=== Information given ===
========================================================================

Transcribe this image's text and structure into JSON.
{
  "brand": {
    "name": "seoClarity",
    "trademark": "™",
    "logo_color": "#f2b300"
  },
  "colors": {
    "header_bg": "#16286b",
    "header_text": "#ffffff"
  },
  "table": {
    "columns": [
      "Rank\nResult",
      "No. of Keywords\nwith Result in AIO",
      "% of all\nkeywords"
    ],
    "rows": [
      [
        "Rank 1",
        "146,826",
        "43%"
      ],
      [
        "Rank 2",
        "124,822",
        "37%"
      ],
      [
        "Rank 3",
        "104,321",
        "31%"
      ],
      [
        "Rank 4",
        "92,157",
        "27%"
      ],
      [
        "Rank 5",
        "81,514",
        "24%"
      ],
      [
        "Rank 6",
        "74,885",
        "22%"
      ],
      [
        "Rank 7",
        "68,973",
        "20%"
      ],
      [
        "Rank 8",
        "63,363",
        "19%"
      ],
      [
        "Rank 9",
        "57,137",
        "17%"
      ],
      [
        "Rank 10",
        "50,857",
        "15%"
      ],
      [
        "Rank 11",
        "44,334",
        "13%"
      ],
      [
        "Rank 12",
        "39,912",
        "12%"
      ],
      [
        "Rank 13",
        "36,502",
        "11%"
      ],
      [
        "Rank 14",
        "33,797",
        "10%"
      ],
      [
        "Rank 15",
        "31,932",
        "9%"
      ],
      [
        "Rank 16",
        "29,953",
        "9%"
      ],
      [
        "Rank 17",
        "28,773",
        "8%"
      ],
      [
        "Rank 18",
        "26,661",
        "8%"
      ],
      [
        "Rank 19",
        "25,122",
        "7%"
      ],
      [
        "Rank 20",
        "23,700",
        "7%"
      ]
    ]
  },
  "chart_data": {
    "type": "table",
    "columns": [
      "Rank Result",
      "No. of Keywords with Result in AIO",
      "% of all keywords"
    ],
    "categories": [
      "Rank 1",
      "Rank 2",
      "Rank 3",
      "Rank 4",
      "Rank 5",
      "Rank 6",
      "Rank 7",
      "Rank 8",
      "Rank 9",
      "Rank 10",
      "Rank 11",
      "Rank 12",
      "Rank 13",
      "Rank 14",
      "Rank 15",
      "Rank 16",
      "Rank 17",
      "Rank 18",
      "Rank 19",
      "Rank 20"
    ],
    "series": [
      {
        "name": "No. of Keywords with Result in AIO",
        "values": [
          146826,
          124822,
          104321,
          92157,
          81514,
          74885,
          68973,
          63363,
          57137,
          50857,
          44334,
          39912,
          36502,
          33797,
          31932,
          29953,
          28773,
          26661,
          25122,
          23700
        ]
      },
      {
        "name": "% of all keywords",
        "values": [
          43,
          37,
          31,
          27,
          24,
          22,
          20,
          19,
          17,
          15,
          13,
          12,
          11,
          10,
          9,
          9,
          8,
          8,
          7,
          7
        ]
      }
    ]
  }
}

========================================================================

=== Task instructions ===
Copy every line of the material, please, keeping it exactly the same.

=== Output for this task ===
Transcribe this image's text and structure into JSON.
{
  "brand": {
    "name": "seoClarity",
    "trademark": "™",
    "logo_color": "#f2b300"
  },
  "colors": {
    "header_bg": "#16286b",
    "header_text": "#ffffff"
  },
  "table": {
    "columns": [
      "Rank\nResult",
      "No. of Keywords\nwith Result in AIO",
      "% of all\nkeywords"
    ],
    "rows": [
      [
        "Rank 1",
        "146,826",
        "43%"
      ],
      [
        "Rank 2",
        "124,822",
        "37%"
      ],
      [
        "Rank 3",
        "104,321",
        "31%"
      ],
      [
        "Rank 4",
        "92,157",
        "27%"
      ],
      [
        "Rank 5",
        "81,514",
        "24%"
      ],
      [
        "Rank 6",
        "74,885",
        "22%"
      ],
      [
        "Rank 7",
        "68,973",
        "20%"
      ],
      [
        "Rank 8",
        "63,363",
        "19%"
      ],
      [
        "Rank 9",
        "57,137",
        "17%"
      ],
      [
        "Rank 10",
        "50,857",
        "15%"
      ],
      [
        "Rank 11",
        "44,334",
        "13%"
      ],
      [
        "Rank 12",
        "39,912",
        "12%"
      ],
      [
        "Rank 13",
        "36,502",
        "11%"
      ],
      [
        "Rank 14",
        "33,797",
        "10%"
      ],
      [
        "Rank 15",
        "31,932",
        "9%"
      ],
      [
        "Rank 16",
        "29,953",
        "9%"
      ],
      [
        "Rank 17",
        "28,773",
        "8%"
      ],
      [
        "Rank 18",
        "26,661",
        "8%"
      ],
      [
        "Rank 19",
        "25,122",
        "7%"
      ],
      [
        "Rank 20",
        "23,700",
        "7%"
      ]
    ]
  },
  "chart_data": {
    "type": "table",
    "columns": [
      "Rank Result",
      "No. of Keywords with Result in AIO",
      "% of all keywords"
    ],
    "categories": [
      "Rank 1",
      "Rank 2",
      "Rank 3",
      "Rank 4",
      "Rank 5",
      "Rank 6",
      "Rank 7",
      "Rank 8",
      "Rank 9",
      "Rank 10",
      "Rank 11",
      "Rank 12",
      "Rank 13",
      "Rank 14",
      "Rank 15",
      "Rank 16",
      "Rank 17",
      "Rank 18",
      "Rank 19",
      "Rank 20"
    ],
    "series": [
      {
        "name": "No. of Keywords with Result in AIO",
        "values": [
          146826,
          124822,
          104321,
          92157,
          81514,
          74885,
          68973,
          63363,
          57137,
          50857,
          44334,
          39912,
          36502,
          33797,
          31932,
          29953,
          28773,
          26661,
          25122,
          23700
        ]
      },
      {
        "name": "% of all keywords",
        "values": [
          43,
          37,
          31,
          27,
          24,
          22,
          20,
          19,
          17,
          15,
          13,
          12,
          11,
          10,
          9,
          9,
          8,
          8,
          7,
          7
        ]
      }
    ]
  }
}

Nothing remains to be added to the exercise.